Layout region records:
-------------------------

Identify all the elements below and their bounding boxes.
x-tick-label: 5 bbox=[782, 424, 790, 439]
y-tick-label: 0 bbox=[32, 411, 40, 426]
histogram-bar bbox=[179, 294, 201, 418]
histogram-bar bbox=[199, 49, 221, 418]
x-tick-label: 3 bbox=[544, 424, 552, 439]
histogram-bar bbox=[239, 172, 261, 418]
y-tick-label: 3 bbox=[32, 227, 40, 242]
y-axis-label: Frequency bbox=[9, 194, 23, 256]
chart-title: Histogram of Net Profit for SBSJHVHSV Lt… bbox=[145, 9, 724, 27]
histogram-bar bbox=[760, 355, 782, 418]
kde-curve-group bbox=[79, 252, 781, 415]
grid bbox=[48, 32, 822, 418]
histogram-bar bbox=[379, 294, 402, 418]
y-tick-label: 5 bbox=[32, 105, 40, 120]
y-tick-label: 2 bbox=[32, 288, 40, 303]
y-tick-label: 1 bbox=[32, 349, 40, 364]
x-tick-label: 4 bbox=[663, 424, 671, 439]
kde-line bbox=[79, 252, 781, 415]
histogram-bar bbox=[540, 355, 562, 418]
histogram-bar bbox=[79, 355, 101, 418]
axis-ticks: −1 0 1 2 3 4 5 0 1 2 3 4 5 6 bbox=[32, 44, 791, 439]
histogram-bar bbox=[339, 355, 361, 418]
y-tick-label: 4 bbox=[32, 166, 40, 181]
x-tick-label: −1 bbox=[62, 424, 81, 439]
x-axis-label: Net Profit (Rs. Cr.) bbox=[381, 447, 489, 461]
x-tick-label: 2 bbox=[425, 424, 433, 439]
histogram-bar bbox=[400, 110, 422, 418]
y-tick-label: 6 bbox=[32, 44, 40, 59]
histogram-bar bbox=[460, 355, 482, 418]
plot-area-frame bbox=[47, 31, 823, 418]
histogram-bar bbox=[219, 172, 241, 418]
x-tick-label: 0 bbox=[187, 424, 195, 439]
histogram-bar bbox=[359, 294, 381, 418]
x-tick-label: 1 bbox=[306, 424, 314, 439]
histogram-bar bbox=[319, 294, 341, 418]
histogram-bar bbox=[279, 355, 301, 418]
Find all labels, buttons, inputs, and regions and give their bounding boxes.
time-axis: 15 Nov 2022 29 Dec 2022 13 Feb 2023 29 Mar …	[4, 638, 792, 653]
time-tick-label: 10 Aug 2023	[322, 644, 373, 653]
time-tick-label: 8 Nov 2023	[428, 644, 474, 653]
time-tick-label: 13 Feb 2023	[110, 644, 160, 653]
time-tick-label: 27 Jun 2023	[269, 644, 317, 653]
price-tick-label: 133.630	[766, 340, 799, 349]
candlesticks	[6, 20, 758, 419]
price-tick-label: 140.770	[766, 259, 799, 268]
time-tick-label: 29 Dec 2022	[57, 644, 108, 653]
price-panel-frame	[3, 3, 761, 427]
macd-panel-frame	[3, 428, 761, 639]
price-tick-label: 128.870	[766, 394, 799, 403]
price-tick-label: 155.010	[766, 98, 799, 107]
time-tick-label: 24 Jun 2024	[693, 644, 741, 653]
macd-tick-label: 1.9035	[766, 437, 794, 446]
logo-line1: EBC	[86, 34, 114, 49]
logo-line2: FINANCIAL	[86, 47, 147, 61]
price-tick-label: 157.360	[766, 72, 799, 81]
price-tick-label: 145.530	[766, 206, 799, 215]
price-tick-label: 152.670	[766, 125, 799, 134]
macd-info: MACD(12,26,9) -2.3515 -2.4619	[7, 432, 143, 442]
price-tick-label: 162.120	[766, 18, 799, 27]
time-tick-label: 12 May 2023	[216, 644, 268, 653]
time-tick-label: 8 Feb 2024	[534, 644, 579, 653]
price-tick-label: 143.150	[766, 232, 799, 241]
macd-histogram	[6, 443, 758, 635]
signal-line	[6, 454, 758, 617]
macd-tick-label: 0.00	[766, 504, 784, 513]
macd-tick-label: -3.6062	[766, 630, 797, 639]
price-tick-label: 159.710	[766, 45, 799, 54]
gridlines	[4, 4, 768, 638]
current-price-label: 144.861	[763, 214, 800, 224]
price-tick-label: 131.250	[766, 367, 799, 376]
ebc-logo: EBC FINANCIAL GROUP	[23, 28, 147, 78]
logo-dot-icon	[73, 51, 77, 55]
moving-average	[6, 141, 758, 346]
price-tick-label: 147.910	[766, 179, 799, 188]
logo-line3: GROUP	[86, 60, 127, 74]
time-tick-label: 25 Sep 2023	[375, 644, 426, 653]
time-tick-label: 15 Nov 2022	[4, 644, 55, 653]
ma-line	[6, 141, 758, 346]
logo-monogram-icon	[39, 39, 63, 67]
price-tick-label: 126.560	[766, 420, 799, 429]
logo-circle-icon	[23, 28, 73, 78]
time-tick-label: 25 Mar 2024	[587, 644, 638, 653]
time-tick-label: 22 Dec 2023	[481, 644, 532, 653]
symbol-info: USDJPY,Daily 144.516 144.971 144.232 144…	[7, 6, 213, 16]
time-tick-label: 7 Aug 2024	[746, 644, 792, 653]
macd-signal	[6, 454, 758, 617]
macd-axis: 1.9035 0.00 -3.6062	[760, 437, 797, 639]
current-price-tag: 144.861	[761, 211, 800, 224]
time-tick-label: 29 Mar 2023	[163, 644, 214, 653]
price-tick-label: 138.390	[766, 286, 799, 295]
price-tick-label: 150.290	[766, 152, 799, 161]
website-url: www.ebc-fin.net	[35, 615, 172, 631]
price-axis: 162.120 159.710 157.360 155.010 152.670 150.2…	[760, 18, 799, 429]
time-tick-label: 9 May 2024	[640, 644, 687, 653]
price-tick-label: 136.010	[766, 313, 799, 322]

-------------------------

DIRECTIONS:
Copy every line of the items above word for word, with nothing changed or left out.

THE COMPLETED TASK:
Identify all the elements below and their bounding boxes.
x-tick-label: 5 bbox=[782, 424, 790, 439]
y-tick-label: 0 bbox=[32, 411, 40, 426]
histogram-bar bbox=[179, 294, 201, 418]
histogram-bar bbox=[199, 49, 221, 418]
x-tick-label: 3 bbox=[544, 424, 552, 439]
histogram-bar bbox=[239, 172, 261, 418]
y-tick-label: 3 bbox=[32, 227, 40, 242]
y-axis-label: Frequency bbox=[9, 194, 23, 256]
chart-title: Histogram of Net Profit for SBSJHVHSV Lt… bbox=[145, 9, 724, 27]
histogram-bar bbox=[760, 355, 782, 418]
kde-curve-group bbox=[79, 252, 781, 415]
grid bbox=[48, 32, 822, 418]
histogram-bar bbox=[379, 294, 402, 418]
y-tick-label: 5 bbox=[32, 105, 40, 120]
y-tick-label: 2 bbox=[32, 288, 40, 303]
y-tick-label: 1 bbox=[32, 349, 40, 364]
x-tick-label: 4 bbox=[663, 424, 671, 439]
kde-line bbox=[79, 252, 781, 415]
histogram-bar bbox=[540, 355, 562, 418]
histogram-bar bbox=[79, 355, 101, 418]
axis-ticks: −1 0 1 2 3 4 5 0 1 2 3 4 5 6 bbox=[32, 44, 791, 439]
histogram-bar bbox=[339, 355, 361, 418]
y-tick-label: 4 bbox=[32, 166, 40, 181]
x-tick-label: −1 bbox=[62, 424, 81, 439]
x-axis-label: Net Profit (Rs. Cr.) bbox=[381, 447, 489, 461]
x-tick-label: 2 bbox=[425, 424, 433, 439]
histogram-bar bbox=[400, 110, 422, 418]
y-tick-label: 6 bbox=[32, 44, 40, 59]
histogram-bar bbox=[460, 355, 482, 418]
plot-area-frame bbox=[47, 31, 823, 418]
histogram-bar bbox=[219, 172, 241, 418]
x-tick-label: 0 bbox=[187, 424, 195, 439]
histogram-bar bbox=[359, 294, 381, 418]
x-tick-label: 1 bbox=[306, 424, 314, 439]
histogram-bar bbox=[319, 294, 341, 418]
histogram-bar bbox=[279, 355, 301, 418]
Find all labels, buttons, inputs, and regions and give their bounding boxes.
time-axis: 15 Nov 2022 29 Dec 2022 13 Feb 2023 29 Mar …	[4, 638, 792, 653]
time-tick-label: 10 Aug 2023	[322, 644, 373, 653]
time-tick-label: 8 Nov 2023	[428, 644, 474, 653]
time-tick-label: 13 Feb 2023	[110, 644, 160, 653]
time-tick-label: 27 Jun 2023	[269, 644, 317, 653]
price-tick-label: 133.630	[766, 340, 799, 349]
candlesticks	[6, 20, 758, 419]
price-tick-label: 140.770	[766, 259, 799, 268]
time-tick-label: 29 Dec 2022	[57, 644, 108, 653]
price-panel-frame	[3, 3, 761, 427]
macd-panel-frame	[3, 428, 761, 639]
price-tick-label: 128.870	[766, 394, 799, 403]
price-tick-label: 155.010	[766, 98, 799, 107]
time-tick-label: 24 Jun 2024	[693, 644, 741, 653]
macd-tick-label: 1.9035	[766, 437, 794, 446]
logo-line1: EBC	[86, 34, 114, 49]
logo-line2: FINANCIAL	[86, 47, 147, 61]
price-tick-label: 157.360	[766, 72, 799, 81]
price-tick-label: 145.530	[766, 206, 799, 215]
price-tick-label: 152.670	[766, 125, 799, 134]
macd-info: MACD(12,26,9) -2.3515 -2.4619	[7, 432, 143, 442]
price-tick-label: 162.120	[766, 18, 799, 27]
time-tick-label: 12 May 2023	[216, 644, 268, 653]
time-tick-label: 8 Feb 2024	[534, 644, 579, 653]
price-tick-label: 143.150	[766, 232, 799, 241]
macd-histogram	[6, 443, 758, 635]
signal-line	[6, 454, 758, 617]
macd-tick-label: 0.00	[766, 504, 784, 513]
macd-tick-label: -3.6062	[766, 630, 797, 639]
price-tick-label: 159.710	[766, 45, 799, 54]
gridlines	[4, 4, 768, 638]
current-price-label: 144.861	[763, 214, 800, 224]
price-tick-label: 131.250	[766, 367, 799, 376]
ebc-logo: EBC FINANCIAL GROUP	[23, 28, 147, 78]
logo-dot-icon	[73, 51, 77, 55]
moving-average	[6, 141, 758, 346]
price-tick-label: 147.910	[766, 179, 799, 188]
logo-line3: GROUP	[86, 60, 127, 74]
time-tick-label: 25 Sep 2023	[375, 644, 426, 653]
time-tick-label: 15 Nov 2022	[4, 644, 55, 653]
ma-line	[6, 141, 758, 346]
logo-monogram-icon	[39, 39, 63, 67]
price-tick-label: 126.560	[766, 420, 799, 429]
logo-circle-icon	[23, 28, 73, 78]
time-tick-label: 25 Mar 2024	[587, 644, 638, 653]
time-tick-label: 22 Dec 2023	[481, 644, 532, 653]
symbol-info: USDJPY,Daily 144.516 144.971 144.232 144…	[7, 6, 213, 16]
time-tick-label: 7 Aug 2024	[746, 644, 792, 653]
macd-signal	[6, 454, 758, 617]
macd-axis: 1.9035 0.00 -3.6062	[760, 437, 797, 639]
current-price-tag: 144.861	[761, 211, 800, 224]
time-tick-label: 29 Mar 2023	[163, 644, 214, 653]
price-tick-label: 138.390	[766, 286, 799, 295]
price-tick-label: 150.290	[766, 152, 799, 161]
website-url: www.ebc-fin.net	[35, 615, 172, 631]
price-axis: 162.120 159.710 157.360 155.010 152.670 150.2…	[760, 18, 799, 429]
time-tick-label: 9 May 2024	[640, 644, 687, 653]
price-tick-label: 136.010	[766, 313, 799, 322]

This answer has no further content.